_Goal_
Isolate every line in the data with the string "контейнеры" and copy it.

_Material for this task_
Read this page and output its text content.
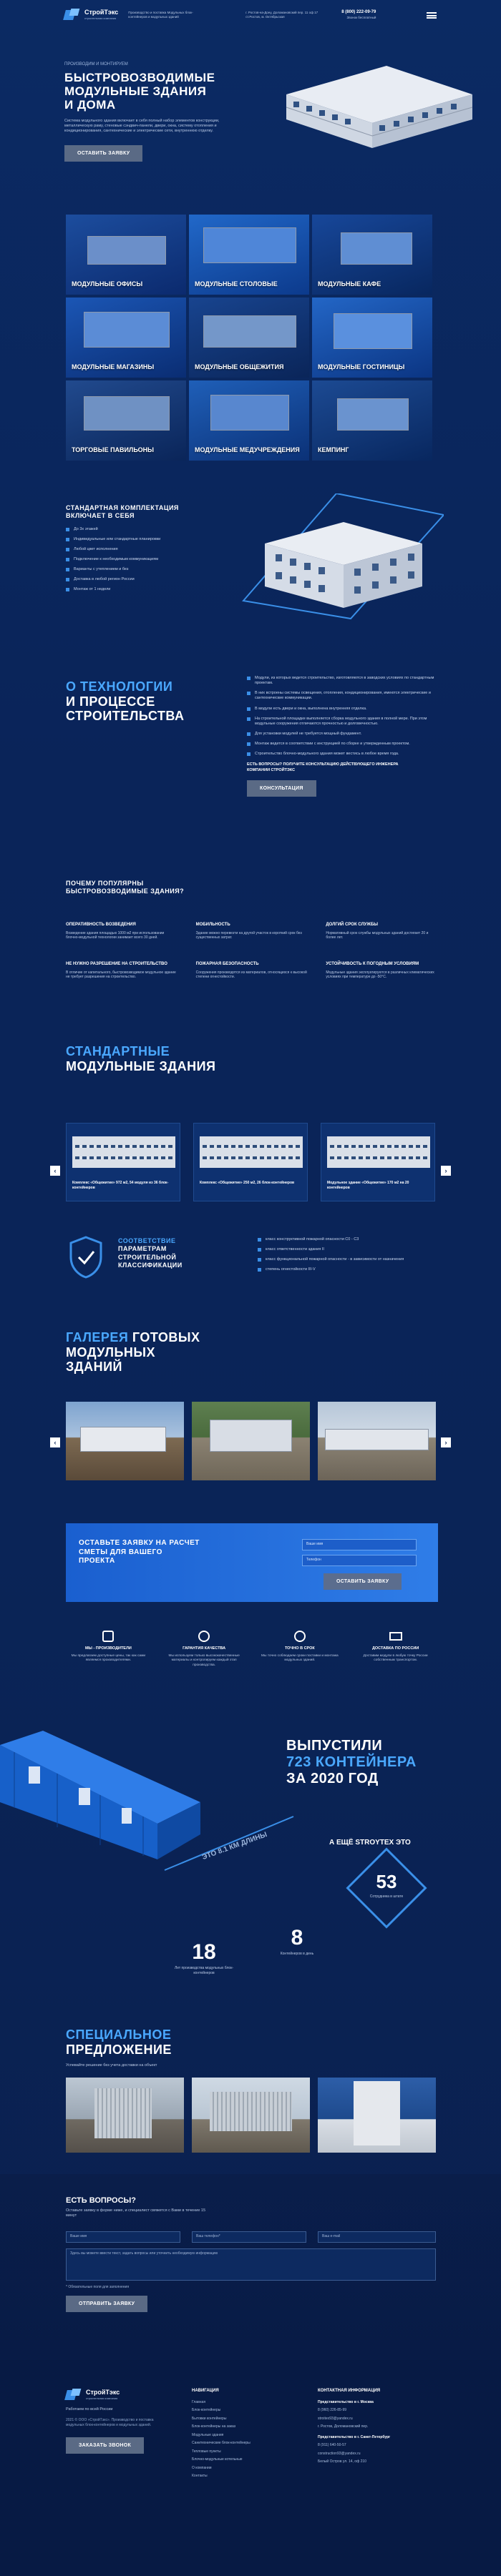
СтройТэкс
строительная компания
Производство и поставка Модульных блок-контейнеров и модульных зданий
г. Ростов-на-Дону, Доломановский пер. 11 оф 17 ст.Ростов, м. Октябрьская
8 (800) 222-09-79
Звонок бесплатный
ПРОИЗВОДИМ И МОНТИРУЕМ
БЫСТРОВОЗВОДИМЫЕ
МОДУЛЬНЫЕ ЗДАНИЯ
И ДОМА
Система модульного здания включает в себя полный набор элементов конструкции, металлическую раму, стеновые сэндвич-панели, двери, окна, систему отопления и кондиционирования, сантехнические и электрические сети, внутреннюю отделку.
ОСТАВИТЬ ЗАЯВКУ
МОДУЛЬНЫЕ ОФИСЫ	МОДУЛЬНЫЕ СТОЛОВЫЕ	МОДУЛЬНЫЕ КАФЕ
МОДУЛЬНЫЕ МАГАЗИНЫ	МОДУЛЬНЫЕ ОБЩЕЖИТИЯ	МОДУЛЬНЫЕ ГОСТИНИЦЫ
ТОРГОВЫЕ ПАВИЛЬОНЫ	МОДУЛЬНЫЕ МЕДУЧРЕЖДЕНИЯ	КЕМПИНГ
СТАНДАРТНАЯ КОМПЛЕКТАЦИЯ
ВКЛЮЧАЕТ В СЕБЯ
До 3х этажей
Индивидуальные или стандартные планировки
Любой цвет исполнения
Подключение к необходимым коммуникациям
Варианты с утеплением и без
Доставка в любой регион России
Монтаж от 1 недели
О ТЕХНОЛОГИИ
И ПРОЦЕССЕ
СТРОИТЕЛЬСТВА
Модули, из которых ведется строительство, изготовляются в заводских условиях по стандартным проектам.
В них встроены системы освещения, отопления, кондиционирования, имеются электрические и сантехнические коммуникации.
В модули есть двери и окна, выполнена внутренняя отделка.
На строительной площадке выполняется сборка модульного здания в полной мере. При этом модульные сооружения отличаются прочностью и долговечностью.
Для установки модулей не требуется мощный фундамент.
Монтаж ведется в соответствии с инструкцией по сборке и утвержденным проектом.
Строительство блочно-модульного здания может вестись в любое время года.
ЕСТЬ ВОПРОСЫ? ПОЛУЧИТЕ КОНСУЛЬТАЦИЮ ДЕЙСТВУЮЩЕГО ИНЖЕНЕРА КОМПАНИИ СТРОЙТЭКС
КОНСУЛЬТАЦИЯ
ПОЧЕМУ ПОПУЛЯРНЫ
БЫСТРОВОЗВОДИМЫЕ ЗДАНИЯ?
ОПЕРАТИВНОСТЬ ВОЗВЕДЕНИЯ
Возведение здания площадью 1000 м2 при использовании блочно-модульной технологии занимает всего 30 дней.
МОБИЛЬНОСТЬ
Здание можно перевезти на другой участок в короткий срок без существенных затрат.
ДОЛГИЙ СРОК СЛУЖБЫ
Нормативный срок службы модульных зданий достигает 20 и более лет.
НЕ НУЖНО РАЗРЕШЕНИЕ НА СТРОИТЕЛЬСТВО
В отличие от капитального, быстровозводимое модульное здание не требует разрешения на строительство.
ПОЖАРНАЯ БЕЗОПАСНОСТЬ
Сооружения производятся из материалов, относящихся к высокой степени огнестойкости.
УСТОЙЧИВОСТЬ К ПОГОДНЫМ УСЛОВИЯМ
Модульные здания эксплуатируются в различных климатических условиях при температуре до -50°С.
СТАНДАРТНЫЕ
МОДУЛЬНЫЕ ЗДАНИЯ
‹	›
Комплекс «Общежитие» 972 м2, 54 модуля из 36 блок-контейнеров
Комплекс «Общежитие» 250 м2, 26 блок-контейнеров	Модульное здание «Общежитие» 170 м2 на 20 контейнеров
СООТВЕТСТВИЕ
ПАРАМЕТРАМ
СТРОИТЕЛЬНОЙ
КЛАССИФИКАЦИИ
класс конструктивной пожарной опасности С0 - С3
класс ответственности здания II
класс функциональной пожарной опасности - в зависимости от назначения
степень огнестойкости III-V
ГАЛЕРЕЯ ГОТОВЫХ
МОДУЛЬНЫХ
ЗДАНИЙ
‹	›
ОСТАВЬТЕ ЗАЯВКУ НА РАСЧЕТ СМЕТЫ ДЛЯ ВАШЕГО ПРОЕКТА
Ваше имя
Телефон
ОСТАВИТЬ ЗАЯВКУ
МЫ - ПРОИЗВОДИТЕЛИ
Мы предлагаем доступные цены, так как сами являемся производителями.
ГАРАНТИЯ КАЧЕСТВА
Мы используем только высококачественные материалы и контролируем каждый этап производства.
ТОЧНО В СРОК
Мы точно соблюдаем сроки поставки и монтажа модульных зданий.
ДОСТАВКА ПО РОССИИ
Доставим модули в любую точку России собственным транспортом.
ВЫПУСТИЛИ
723 КОНТЕЙНЕРА
ЗА 2020 ГОД
ЭТО 8.1 КМ ДЛИНЫ	А ЕЩЁ STROYTEX ЭТО
53
Сотрудника в штате
18
Лет производства модульных блок-контейнеров
8
Контейнеров в день
СПЕЦИАЛЬНОЕ
ПРЕДЛОЖЕНИЕ
Успевайте решение без учета доставки на объект
ЕСТЬ ВОПРОСЫ?
Оставьте заявку в форме ниже, и специалист свяжется с Вами в течение 15 минут
Ваше имя	Ваш телефон*	Ваш e-mail
Здесь вы можете ввести текст, задать вопросы или уточнить необходимую информацию
* Обязательные поля для заполнения
ОТПРАВИТЬ ЗАЯВКУ
СтройТэкс
строительная компания
Работаем по всей России
2021 © ООО «СтройТэкс». Производство и поставка модульных блок-контейнеров и модульных зданий.
ЗАКАЗАТЬ ЗВОНОК
НАВИГАЦИЯ
Главная
Блок-контейнеры
Бытовки контейнеры
Блок-контейнеры на заказ
Модульные здания
Санитехнические блок-контейнеры
Тепловые пункты
Блочно-модульные котельные
О компании
Контакты
КОНТАКТНАЯ ИНФОРМАЦИЯ
Представительство в г. Москва
8 (960) 226-85-99
stroitex93@yandex.ru
г. Ростов, Доломановский пер.
Представительство в г. Санкт-Петербург
8 (911) 640-50-57
construction93@yandex.ru
Белый Остров ул. 14, оф 210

_Exercise solution_
Блок-контейнеры
Бытовки контейнеры
Блок-контейнеры на заказ
Санитехнические блок-контейнеры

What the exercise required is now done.